• [INSTRUCTION] Write the records below out again exactly as given, with no images.

· · ·

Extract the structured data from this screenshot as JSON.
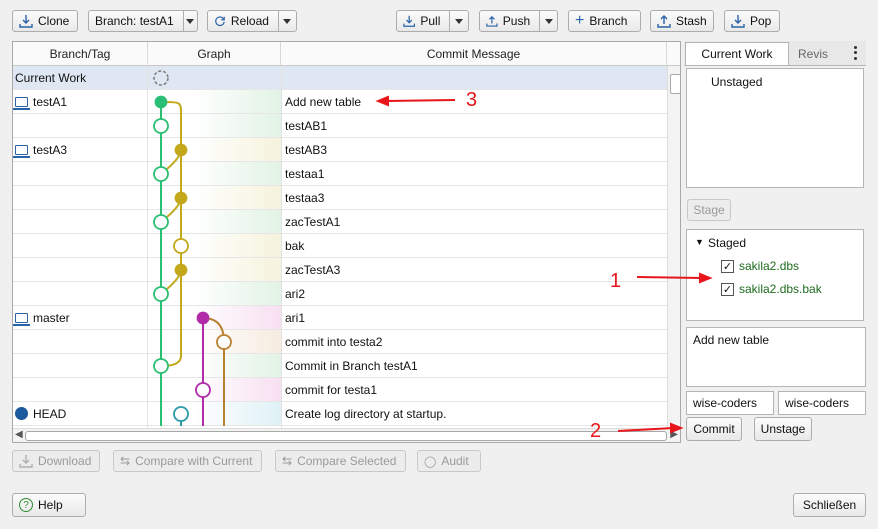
{
  "toolbar": {
    "clone": "Clone",
    "branch": "Branch: testA1",
    "reload": "Reload",
    "pull": "Pull",
    "push": "Push",
    "branch_btn": "Branch",
    "stash": "Stash",
    "pop": "Pop"
  },
  "table": {
    "headers": [
      "Branch/Tag",
      "Graph",
      "Commit Message"
    ],
    "rows": [
      {
        "branch": "Current Work",
        "message": ""
      },
      {
        "branch": "testA1",
        "message": "Add new table"
      },
      {
        "branch": "",
        "message": "testAB1"
      },
      {
        "branch": "testA3",
        "message": "testAB3"
      },
      {
        "branch": "",
        "message": "testaa1"
      },
      {
        "branch": "",
        "message": "testaa3"
      },
      {
        "branch": "",
        "message": "zacTestA1"
      },
      {
        "branch": "",
        "message": "bak"
      },
      {
        "branch": "",
        "message": "zacTestA3"
      },
      {
        "branch": "",
        "message": "ari2"
      },
      {
        "branch": "master",
        "message": "ari1"
      },
      {
        "branch": "",
        "message": "commit into testa2"
      },
      {
        "branch": "",
        "message": "Commit in Branch testA1"
      },
      {
        "branch": "",
        "message": "commit for testa1"
      },
      {
        "branch": "HEAD",
        "message": "Create log directory at startup."
      }
    ]
  },
  "right": {
    "tab_current": "Current Work",
    "tab_revis": "Revis",
    "unstaged_label": "Unstaged",
    "stage": "Stage",
    "staged_label": "Staged",
    "staged_files": [
      "sakila2.dbs",
      "sakila2.dbs.bak"
    ],
    "commit_message": "Add new table",
    "author_name": "wise-coders",
    "author_email": "wise-coders",
    "commit": "Commit",
    "unstage": "Unstage"
  },
  "bottom": {
    "download": "Download",
    "compare_current": "Compare with Current",
    "compare_selected": "Compare Selected",
    "audit": "Audit",
    "help": "Help",
    "close": "Schließen"
  },
  "annotations": {
    "a1": "1",
    "a2": "2",
    "a3": "3"
  },
  "colors": {
    "accent": "#2a63a8",
    "annotation": "#e8161b",
    "selected_row": "#dfe7f3"
  }
}
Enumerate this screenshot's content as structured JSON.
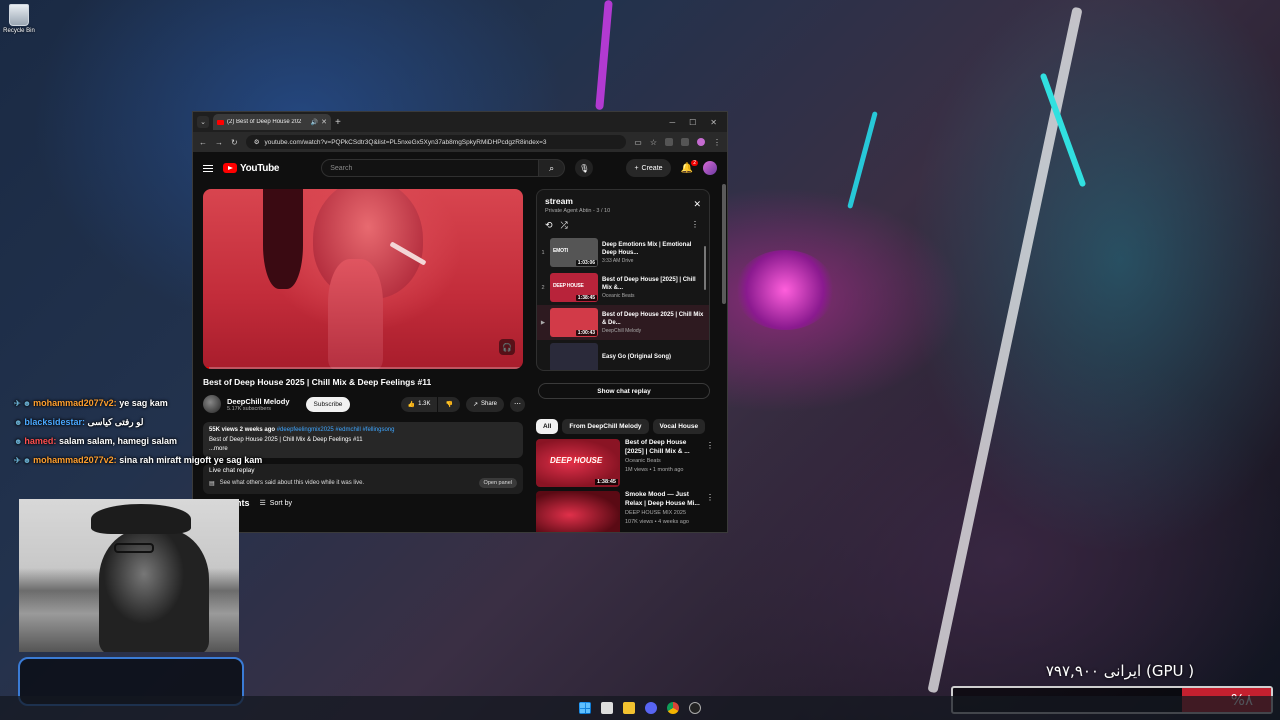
{
  "desktop": {
    "recycle_bin": "Recycle Bin"
  },
  "browser": {
    "tab_title": "(2) Best of Deep House 202",
    "url": "youtube.com/watch?v=PQPkCSdtr3Q&list=PL5nxeGx5Xyn37ab8mgSpkyRMiDHPcdgzR8index=3"
  },
  "youtube": {
    "logo_text": "YouTube",
    "search_placeholder": "Search",
    "create_label": "Create",
    "notif_count": "2",
    "video": {
      "title": "Best of Deep House 2025 | Chill Mix & Deep Feelings #11",
      "channel": "DeepChill Melody",
      "subscribers": "5.17K subscribers",
      "subscribe_label": "Subscribe",
      "likes": "1.3K",
      "share_label": "Share",
      "views_date": "55K views  2 weeks ago",
      "tags": "#deepfeelingmix2025 #edmchill #fellingsong",
      "description": "Best of Deep House 2025 | Chill Mix & Deep Feelings #11",
      "more": "...more",
      "progress": 0.02
    },
    "chat_replay": {
      "heading": "Live chat replay",
      "text": "See what others said about this video while it was live.",
      "open_label": "Open panel"
    },
    "comments": {
      "heading": "Comments",
      "sort_label": "Sort by"
    },
    "playlist": {
      "title": "stream",
      "subtitle": "Private  Agent Abtin - 3 / 10",
      "items": [
        {
          "idx": "1",
          "title": "Deep Emotions Mix | Emotional Deep Hous...",
          "channel": "3:33 AM Drive",
          "duration": "1:03:06",
          "thumb_text": "EMOTI",
          "thumb_color": "#555555"
        },
        {
          "idx": "2",
          "title": "Best of Deep House [2025] | Chill Mix &...",
          "channel": "Oceanic Beats",
          "duration": "1:38:45",
          "thumb_text": "DEEP HOUSE",
          "thumb_color": "#b8233a"
        },
        {
          "idx": "▶",
          "title": "Best of Deep House 2025 | Chill Mix & De...",
          "channel": "DeepChill Melody",
          "duration": "1:00:43",
          "thumb_text": "",
          "thumb_color": "#d23a48"
        },
        {
          "idx": "",
          "title": "Easy Go (Original Song)",
          "channel": "",
          "duration": "",
          "thumb_text": "",
          "thumb_color": "#2a2a3a"
        }
      ]
    },
    "show_chat_label": "Show chat replay",
    "chips": [
      "All",
      "From DeepChill Melody",
      "Vocal House"
    ],
    "recommendations": [
      {
        "title": "Best of Deep House [2025] | Chill Mix & ...",
        "channel": "Oceanic Beats",
        "meta": "1M views • 1 month ago",
        "duration": "1:38:45",
        "thumb_label": "DEEP HOUSE",
        "thumb_color": "#8a1424"
      },
      {
        "title": "Smoke Mood — Just Relax | Deep House Mi...",
        "channel": "DEEP HOUSE MIX 2025",
        "meta": "107K views • 4 weeks ago",
        "duration": "",
        "thumb_label": "",
        "thumb_color": "#5a0a14"
      }
    ]
  },
  "stream_chat": [
    {
      "user": "mohammad2077v2:",
      "msg": "ye sag kam",
      "color": "u1",
      "icon": "✈"
    },
    {
      "user": "blacksidestar:",
      "msg": "لو رفتی کیاسی",
      "color": "u2",
      "icon": ""
    },
    {
      "user": "hamed:",
      "msg": "salam salam, hamegi salam",
      "color": "u3",
      "icon": ""
    },
    {
      "user": "mohammad2077v2:",
      "msg": "sina rah miraft migoft ye sag kam",
      "color": "u1",
      "icon": "✈"
    }
  ],
  "donation": {
    "text": "( GPU) ایرانی ۷۹۷,۹۰۰",
    "percent_label": "%۸",
    "progress": 0.08,
    "fill_color": "#c4202f"
  }
}
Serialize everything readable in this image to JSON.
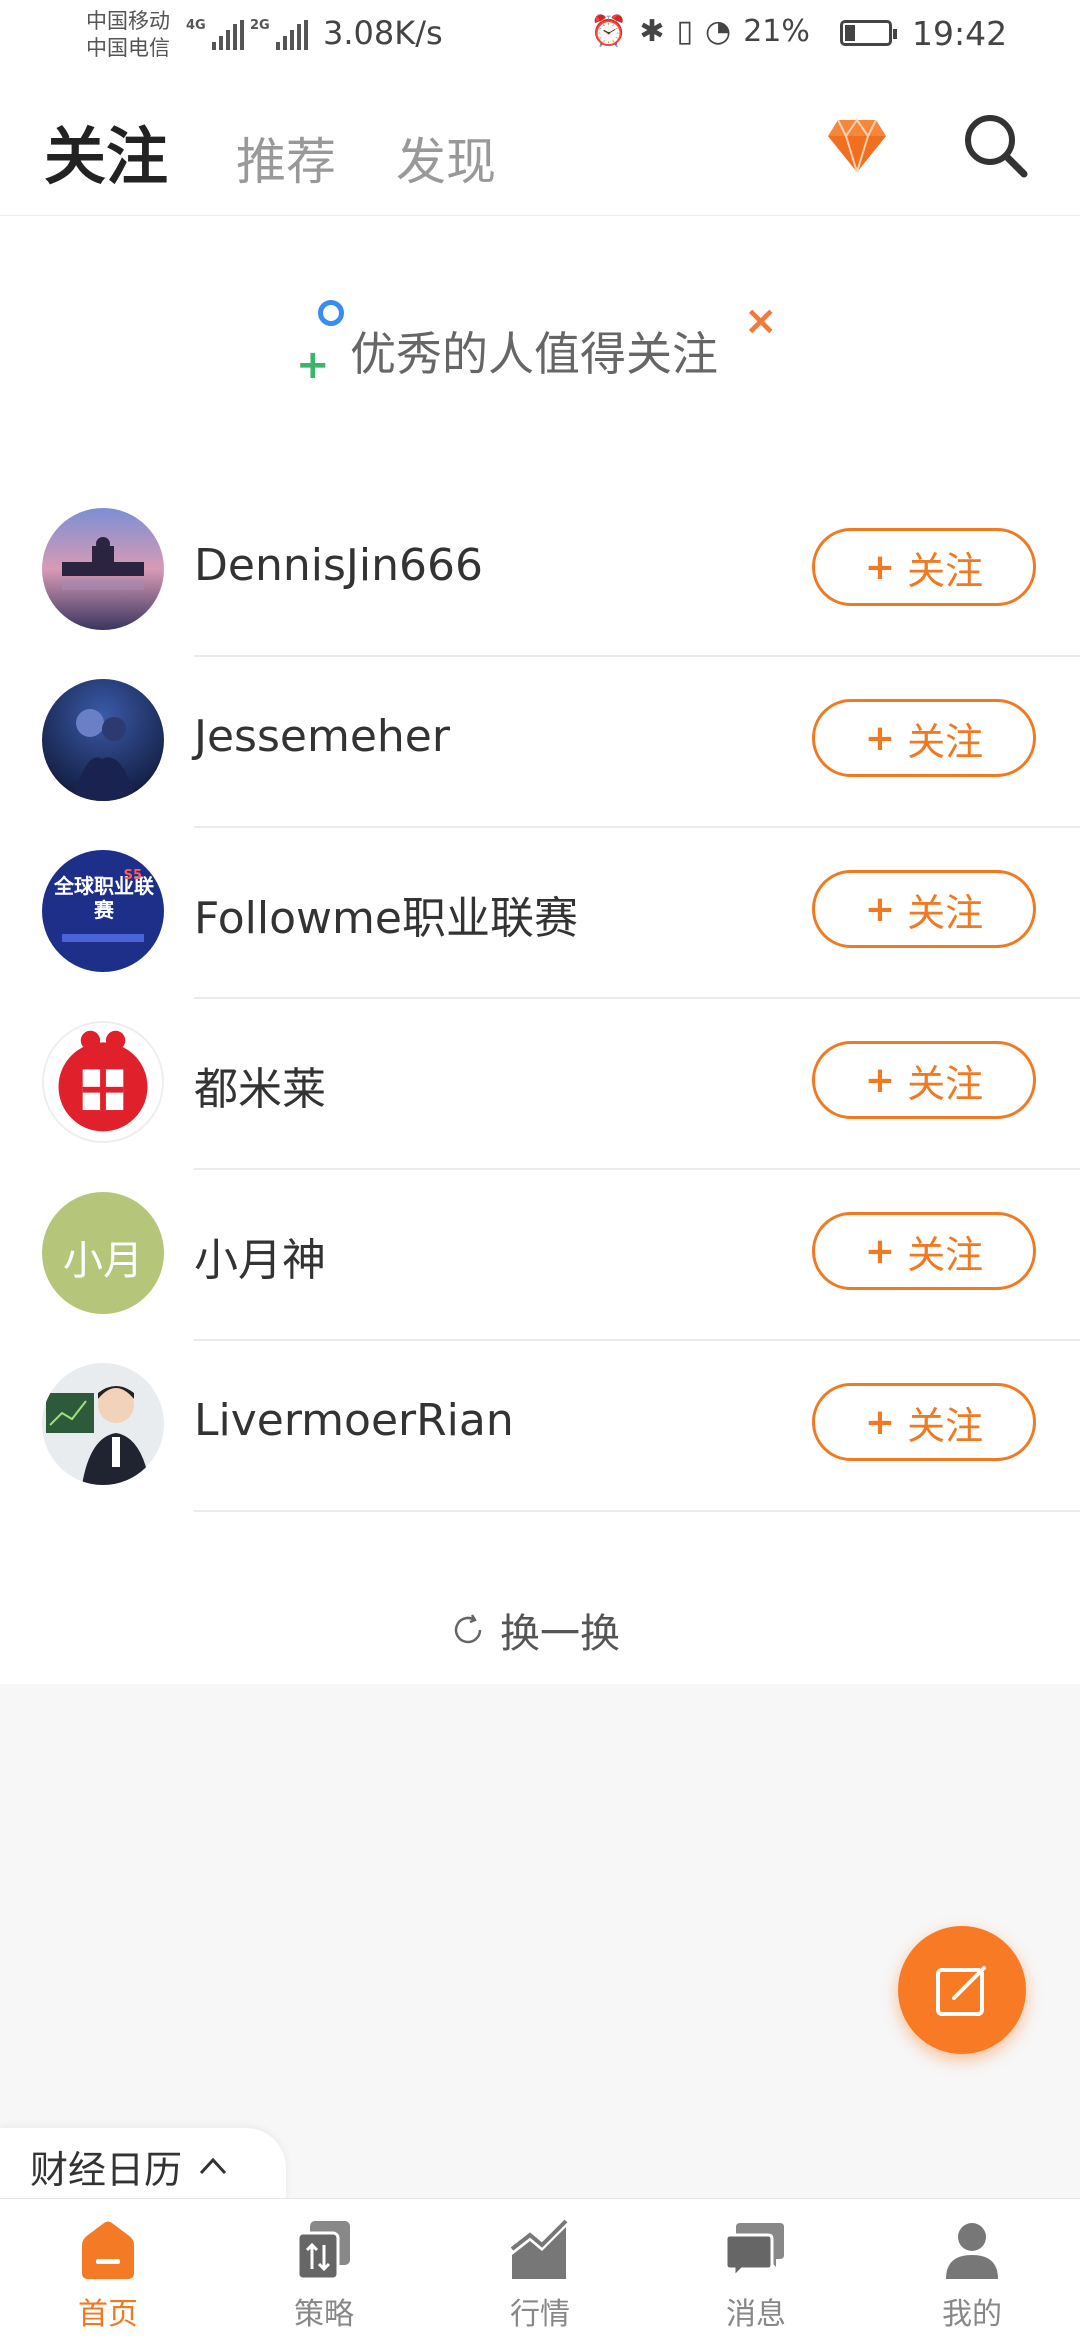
{
  "status_bar": {
    "carrier_1": "中国移动",
    "carrier_2": "中国电信",
    "net_1": "4G",
    "net_2": "2G",
    "net_speed": "3.08K/s",
    "battery": "21%",
    "battery_level": 0.21,
    "time": "19:42"
  },
  "header": {
    "tabs": [
      {
        "label": "关注",
        "active": true
      },
      {
        "label": "推荐",
        "active": false
      },
      {
        "label": "发现",
        "active": false
      }
    ],
    "icons": [
      "diamond-icon",
      "search-icon"
    ]
  },
  "banner": {
    "text": "优秀的人值得关注"
  },
  "users": [
    {
      "name": "DennisJin666",
      "follow": "关注"
    },
    {
      "name": "Jessemeher",
      "follow": "关注"
    },
    {
      "name": "Followme职业联赛",
      "follow": "关注",
      "avatar_text": "全球职业联赛",
      "avatar_badge": "S5"
    },
    {
      "name": "都米莱",
      "follow": "关注"
    },
    {
      "name": "小月神",
      "follow": "关注",
      "avatar_text": "小月"
    },
    {
      "name": "LivermoerRian",
      "follow": "关注"
    }
  ],
  "follow_prefix": "+",
  "refresh": {
    "label": "换一换"
  },
  "calendar": {
    "label": "财经日历"
  },
  "bottom_nav": [
    {
      "label": "首页",
      "icon": "home-icon",
      "active": true
    },
    {
      "label": "策略",
      "icon": "strategy-icon",
      "active": false
    },
    {
      "label": "行情",
      "icon": "market-icon",
      "active": false
    },
    {
      "label": "消息",
      "icon": "message-icon",
      "active": false
    },
    {
      "label": "我的",
      "icon": "profile-icon",
      "active": false
    }
  ],
  "colors": {
    "accent": "#f07a22",
    "fab": "#f97a24",
    "text": "#333333",
    "muted": "#999999"
  }
}
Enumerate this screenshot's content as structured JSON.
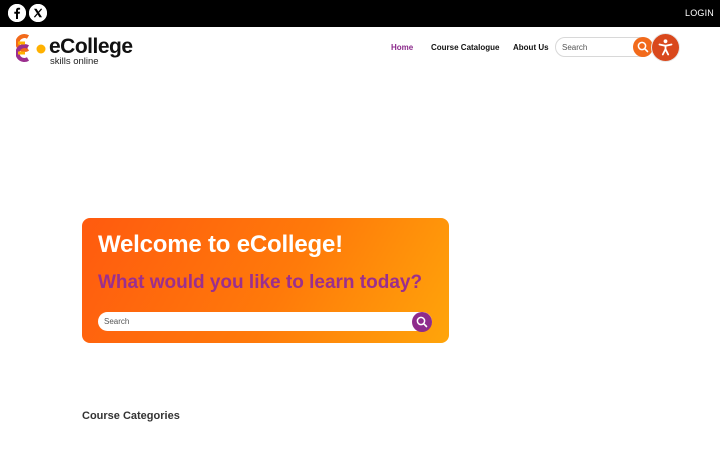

· · ·

• [SOLUTION BELOW]
Extract the structured data from this screenshot as JSON.
{
  "toolbar": {
    "clone": "Clone",
    "branch": "Branch: testA1",
    "reload": "Reload",
    "pull": "Pull",
    "push": "Push",
    "branch_btn": "Branch",
    "stash": "Stash",
    "pop": "Pop"
  },
  "table": {
    "headers": [
      "Branch/Tag",
      "Graph",
      "Commit Message"
    ],
    "rows": [
      {
        "branch": "Current Work",
        "message": ""
      },
      {
        "branch": "testA1",
        "message": "Add new table"
      },
      {
        "branch": "",
        "message": "testAB1"
      },
      {
        "branch": "testA3",
        "message": "testAB3"
      },
      {
        "branch": "",
        "message": "testaa1"
      },
      {
        "branch": "",
        "message": "testaa3"
      },
      {
        "branch": "",
        "message": "zacTestA1"
      },
      {
        "branch": "",
        "message": "bak"
      },
      {
        "branch": "",
        "message": "zacTestA3"
      },
      {
        "branch": "",
        "message": "ari2"
      },
      {
        "branch": "master",
        "message": "ari1"
      },
      {
        "branch": "",
        "message": "commit into testa2"
      },
      {
        "branch": "",
        "message": "Commit in Branch testA1"
      },
      {
        "branch": "",
        "message": "commit for testa1"
      },
      {
        "branch": "HEAD",
        "message": "Create log directory at startup."
      }
    ]
  },
  "right": {
    "tab_current": "Current Work",
    "tab_revis": "Revis",
    "unstaged_label": "Unstaged",
    "stage": "Stage",
    "staged_label": "Staged",
    "staged_files": [
      "sakila2.dbs",
      "sakila2.dbs.bak"
    ],
    "commit_message": "Add new table",
    "author_name": "wise-coders",
    "author_email": "wise-coders",
    "commit": "Commit",
    "unstage": "Unstage"
  },
  "bottom": {
    "download": "Download",
    "compare_current": "Compare with Current",
    "compare_selected": "Compare Selected",
    "audit": "Audit",
    "help": "Help",
    "close": "Schließen"
  },
  "annotations": {
    "a1": "1",
    "a2": "2",
    "a3": "3"
  },
  "colors": {
    "accent": "#2a63a8",
    "annotation": "#e8161b",
    "selected_row": "#dfe7f3"
  }
}
Enumerate this screenshot's content as structured JSON.
{
  "desktop": {
    "recycle_bin": "Recycle Bin"
  },
  "browser": {
    "tab_title": "(2) Best of Deep House 202",
    "url": "youtube.com/watch?v=PQPkCSdtr3Q&list=PL5nxeGx5Xyn37ab8mgSpkyRMiDHPcdgzR8index=3"
  },
  "youtube": {
    "logo_text": "YouTube",
    "search_placeholder": "Search",
    "create_label": "Create",
    "notif_count": "2",
    "video": {
      "title": "Best of Deep House 2025 | Chill Mix & Deep Feelings #11",
      "channel": "DeepChill Melody",
      "subscribers": "5.17K subscribers",
      "subscribe_label": "Subscribe",
      "likes": "1.3K",
      "share_label": "Share",
      "views_date": "55K views  2 weeks ago",
      "tags": "#deepfeelingmix2025 #edmchill #fellingsong",
      "description": "Best of Deep House 2025 | Chill Mix & Deep Feelings #11",
      "more": "...more",
      "progress": 0.02
    },
    "chat_replay": {
      "heading": "Live chat replay",
      "text": "See what others said about this video while it was live.",
      "open_label": "Open panel"
    },
    "comments": {
      "heading": "Comments",
      "sort_label": "Sort by"
    },
    "playlist": {
      "title": "stream",
      "subtitle": "Private  Agent Abtin - 3 / 10",
      "items": [
        {
          "idx": "1",
          "title": "Deep Emotions Mix | Emotional Deep Hous...",
          "channel": "3:33 AM Drive",
          "duration": "1:03:06",
          "thumb_text": "EMOTI",
          "thumb_color": "#555555"
        },
        {
          "idx": "2",
          "title": "Best of Deep House [2025] | Chill Mix &...",
          "channel": "Oceanic Beats",
          "duration": "1:38:45",
          "thumb_text": "DEEP HOUSE",
          "thumb_color": "#b8233a"
        },
        {
          "idx": "▶",
          "title": "Best of Deep House 2025 | Chill Mix & De...",
          "channel": "DeepChill Melody",
          "duration": "1:00:43",
          "thumb_text": "",
          "thumb_color": "#d23a48"
        },
        {
          "idx": "",
          "title": "Easy Go (Original Song)",
          "channel": "",
          "duration": "",
          "thumb_text": "",
          "thumb_color": "#2a2a3a"
        }
      ]
    },
    "show_chat_label": "Show chat replay",
    "chips": [
      "All",
      "From DeepChill Melody",
      "Vocal House"
    ],
    "recommendations": [
      {
        "title": "Best of Deep House [2025] | Chill Mix & ...",
        "channel": "Oceanic Beats",
        "meta": "1M views • 1 month ago",
        "duration": "1:38:45",
        "thumb_label": "DEEP HOUSE",
        "thumb_color": "#8a1424"
      },
      {
        "title": "Smoke Mood — Just Relax | Deep House Mi...",
        "channel": "DEEP HOUSE MIX 2025",
        "meta": "107K views • 4 weeks ago",
        "duration": "",
        "thumb_label": "",
        "thumb_color": "#5a0a14"
      }
    ]
  },
  "stream_chat": [
    {
      "user": "mohammad2077v2:",
      "msg": "ye sag kam",
      "color": "u1",
      "icon": "✈"
    },
    {
      "user": "blacksidestar:",
      "msg": "لو رفتی کیاسی",
      "color": "u2",
      "icon": ""
    },
    {
      "user": "hamed:",
      "msg": "salam salam, hamegi salam",
      "color": "u3",
      "icon": ""
    },
    {
      "user": "mohammad2077v2:",
      "msg": "sina rah miraft migoft ye sag kam",
      "color": "u1",
      "icon": "✈"
    }
  ],
  "donation": {
    "text": "( GPU) ایرانی ۷۹۷,۹۰۰",
    "percent_label": "%۸",
    "progress": 0.08,
    "fill_color": "#c4202f"
  }
}
Serialize everything readable in this image to JSON.
{
  "status_bar": {
    "carrier_1": "中国移动",
    "carrier_2": "中国电信",
    "net_1": "4G",
    "net_2": "2G",
    "net_speed": "3.08K/s",
    "battery": "21%",
    "battery_level": 0.21,
    "time": "19:42"
  },
  "header": {
    "tabs": [
      {
        "label": "关注",
        "active": true
      },
      {
        "label": "推荐",
        "active": false
      },
      {
        "label": "发现",
        "active": false
      }
    ],
    "icons": [
      "diamond-icon",
      "search-icon"
    ]
  },
  "banner": {
    "text": "优秀的人值得关注"
  },
  "users": [
    {
      "name": "DennisJin666",
      "follow": "关注"
    },
    {
      "name": "Jessemeher",
      "follow": "关注"
    },
    {
      "name": "Followme职业联赛",
      "follow": "关注",
      "avatar_text": "全球职业联赛",
      "avatar_badge": "S5"
    },
    {
      "name": "都米莱",
      "follow": "关注"
    },
    {
      "name": "小月神",
      "follow": "关注",
      "avatar_text": "小月"
    },
    {
      "name": "LivermoerRian",
      "follow": "关注"
    }
  ],
  "follow_prefix": "+",
  "refresh": {
    "label": "换一换"
  },
  "calendar": {
    "label": "财经日历"
  },
  "bottom_nav": [
    {
      "label": "首页",
      "icon": "home-icon",
      "active": true
    },
    {
      "label": "策略",
      "icon": "strategy-icon",
      "active": false
    },
    {
      "label": "行情",
      "icon": "market-icon",
      "active": false
    },
    {
      "label": "消息",
      "icon": "message-icon",
      "active": false
    },
    {
      "label": "我的",
      "icon": "profile-icon",
      "active": false
    }
  ],
  "colors": {
    "accent": "#f07a22",
    "fab": "#f97a24",
    "text": "#333333",
    "muted": "#999999"
  }
}
Enumerate this screenshot's content as structured JSON.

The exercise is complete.